Task objective:
Copy out all lines where "alcool" appears.

Exercise material:
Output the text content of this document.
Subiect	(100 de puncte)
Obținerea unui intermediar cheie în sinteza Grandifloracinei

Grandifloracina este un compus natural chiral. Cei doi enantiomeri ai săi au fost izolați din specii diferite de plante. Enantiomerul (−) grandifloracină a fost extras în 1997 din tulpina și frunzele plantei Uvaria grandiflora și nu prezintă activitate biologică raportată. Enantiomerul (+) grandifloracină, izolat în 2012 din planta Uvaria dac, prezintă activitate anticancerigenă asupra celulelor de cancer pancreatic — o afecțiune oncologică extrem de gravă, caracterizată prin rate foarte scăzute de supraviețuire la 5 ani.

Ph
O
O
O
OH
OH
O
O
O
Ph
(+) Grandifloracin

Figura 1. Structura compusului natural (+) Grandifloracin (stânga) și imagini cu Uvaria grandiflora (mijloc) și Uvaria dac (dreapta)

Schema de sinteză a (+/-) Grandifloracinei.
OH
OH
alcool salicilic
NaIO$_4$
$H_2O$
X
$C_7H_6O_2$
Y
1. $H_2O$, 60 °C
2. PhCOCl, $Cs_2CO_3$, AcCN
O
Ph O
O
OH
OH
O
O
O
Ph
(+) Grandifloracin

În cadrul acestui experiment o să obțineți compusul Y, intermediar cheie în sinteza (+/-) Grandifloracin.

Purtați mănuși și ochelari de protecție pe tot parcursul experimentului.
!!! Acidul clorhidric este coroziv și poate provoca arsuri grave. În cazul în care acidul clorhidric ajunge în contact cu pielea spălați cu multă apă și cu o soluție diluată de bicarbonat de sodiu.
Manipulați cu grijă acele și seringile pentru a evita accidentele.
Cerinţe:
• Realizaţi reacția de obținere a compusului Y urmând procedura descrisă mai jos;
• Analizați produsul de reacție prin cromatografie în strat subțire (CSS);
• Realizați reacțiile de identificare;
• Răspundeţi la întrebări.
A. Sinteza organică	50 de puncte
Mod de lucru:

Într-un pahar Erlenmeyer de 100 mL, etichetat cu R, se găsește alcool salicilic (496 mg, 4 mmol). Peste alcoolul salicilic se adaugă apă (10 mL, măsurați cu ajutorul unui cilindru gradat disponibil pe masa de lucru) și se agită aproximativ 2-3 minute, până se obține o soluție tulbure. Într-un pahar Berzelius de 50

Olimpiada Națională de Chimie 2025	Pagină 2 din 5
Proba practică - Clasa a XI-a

Correct answer:
alcool salicilic
Într-un pahar Erlenmeyer de 100 mL, etichetat cu R, se găsește alcool salicilic (496 mg, 4 mmol). Peste alcoolul salicilic se adaugă apă (10 mL, măsurați cu ajutorul unui cilindru gradat disponibil pe masa de lucru) și se agită aproximativ 2-3 minute, până se obține o soluție tulbure. Într-un pahar Berzelius de 50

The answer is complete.